• _What is asked_
Your task is to output the entries below word for word.

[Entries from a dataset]

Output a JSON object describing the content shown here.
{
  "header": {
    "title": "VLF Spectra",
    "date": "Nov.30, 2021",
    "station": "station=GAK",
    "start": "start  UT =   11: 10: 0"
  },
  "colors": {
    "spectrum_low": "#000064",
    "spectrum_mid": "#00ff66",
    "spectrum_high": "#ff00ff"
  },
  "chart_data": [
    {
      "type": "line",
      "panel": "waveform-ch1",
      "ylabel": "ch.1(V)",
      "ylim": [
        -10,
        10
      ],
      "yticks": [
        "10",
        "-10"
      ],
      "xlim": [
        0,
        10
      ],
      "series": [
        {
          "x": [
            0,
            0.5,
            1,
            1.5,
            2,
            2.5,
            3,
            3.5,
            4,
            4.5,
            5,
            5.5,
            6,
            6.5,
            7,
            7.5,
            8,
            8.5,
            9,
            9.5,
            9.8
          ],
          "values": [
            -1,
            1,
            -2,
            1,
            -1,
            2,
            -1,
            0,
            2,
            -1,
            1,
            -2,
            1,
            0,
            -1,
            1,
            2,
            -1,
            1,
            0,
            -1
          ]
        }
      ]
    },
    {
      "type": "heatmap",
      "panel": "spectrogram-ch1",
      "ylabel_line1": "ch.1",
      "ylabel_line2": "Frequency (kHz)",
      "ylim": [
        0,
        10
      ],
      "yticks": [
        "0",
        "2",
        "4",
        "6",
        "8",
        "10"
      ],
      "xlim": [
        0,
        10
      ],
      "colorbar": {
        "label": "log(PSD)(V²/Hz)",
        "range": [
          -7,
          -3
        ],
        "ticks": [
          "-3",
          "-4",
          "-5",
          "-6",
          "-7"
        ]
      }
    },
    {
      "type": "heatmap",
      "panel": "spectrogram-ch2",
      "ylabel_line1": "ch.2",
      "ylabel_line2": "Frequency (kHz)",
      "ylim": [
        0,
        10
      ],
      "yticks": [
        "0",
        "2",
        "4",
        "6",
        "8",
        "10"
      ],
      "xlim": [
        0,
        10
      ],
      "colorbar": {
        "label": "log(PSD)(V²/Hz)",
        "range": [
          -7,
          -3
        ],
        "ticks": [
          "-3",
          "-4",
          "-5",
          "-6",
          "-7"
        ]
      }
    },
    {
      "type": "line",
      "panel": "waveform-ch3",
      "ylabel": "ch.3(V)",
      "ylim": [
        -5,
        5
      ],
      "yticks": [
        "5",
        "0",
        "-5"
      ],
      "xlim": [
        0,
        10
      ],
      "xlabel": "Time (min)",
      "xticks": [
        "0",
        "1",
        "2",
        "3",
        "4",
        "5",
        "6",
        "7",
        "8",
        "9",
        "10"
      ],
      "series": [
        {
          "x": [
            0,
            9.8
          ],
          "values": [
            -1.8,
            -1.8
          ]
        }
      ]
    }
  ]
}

• _Exercise output_
Output a JSON object describing the content shown here.
{
  "header": {
    "title": "VLF Spectra",
    "date": "Nov.30, 2021",
    "station": "station=GAK",
    "start": "start  UT =   11: 10: 0"
  },
  "colors": {
    "spectrum_low": "#000064",
    "spectrum_mid": "#00ff66",
    "spectrum_high": "#ff00ff"
  },
  "chart_data": [
    {
      "type": "line",
      "panel": "waveform-ch1",
      "ylabel": "ch.1(V)",
      "ylim": [
        -10,
        10
      ],
      "yticks": [
        "10",
        "-10"
      ],
      "xlim": [
        0,
        10
      ],
      "series": [
        {
          "x": [
            0,
            0.5,
            1,
            1.5,
            2,
            2.5,
            3,
            3.5,
            4,
            4.5,
            5,
            5.5,
            6,
            6.5,
            7,
            7.5,
            8,
            8.5,
            9,
            9.5,
            9.8
          ],
          "values": [
            -1,
            1,
            -2,
            1,
            -1,
            2,
            -1,
            0,
            2,
            -1,
            1,
            -2,
            1,
            0,
            -1,
            1,
            2,
            -1,
            1,
            0,
            -1
          ]
        }
      ]
    },
    {
      "type": "heatmap",
      "panel": "spectrogram-ch1",
      "ylabel_line1": "ch.1",
      "ylabel_line2": "Frequency (kHz)",
      "ylim": [
        0,
        10
      ],
      "yticks": [
        "0",
        "2",
        "4",
        "6",
        "8",
        "10"
      ],
      "xlim": [
        0,
        10
      ],
      "colorbar": {
        "label": "log(PSD)(V²/Hz)",
        "range": [
          -7,
          -3
        ],
        "ticks": [
          "-3",
          "-4",
          "-5",
          "-6",
          "-7"
        ]
      }
    },
    {
      "type": "heatmap",
      "panel": "spectrogram-ch2",
      "ylabel_line1": "ch.2",
      "ylabel_line2": "Frequency (kHz)",
      "ylim": [
        0,
        10
      ],
      "yticks": [
        "0",
        "2",
        "4",
        "6",
        "8",
        "10"
      ],
      "xlim": [
        0,
        10
      ],
      "colorbar": {
        "label": "log(PSD)(V²/Hz)",
        "range": [
          -7,
          -3
        ],
        "ticks": [
          "-3",
          "-4",
          "-5",
          "-6",
          "-7"
        ]
      }
    },
    {
      "type": "line",
      "panel": "waveform-ch3",
      "ylabel": "ch.3(V)",
      "ylim": [
        -5,
        5
      ],
      "yticks": [
        "5",
        "0",
        "-5"
      ],
      "xlim": [
        0,
        10
      ],
      "xlabel": "Time (min)",
      "xticks": [
        "0",
        "1",
        "2",
        "3",
        "4",
        "5",
        "6",
        "7",
        "8",
        "9",
        "10"
      ],
      "series": [
        {
          "x": [
            0,
            9.8
          ],
          "values": [
            -1.8,
            -1.8
          ]
        }
      ]
    }
  ]
}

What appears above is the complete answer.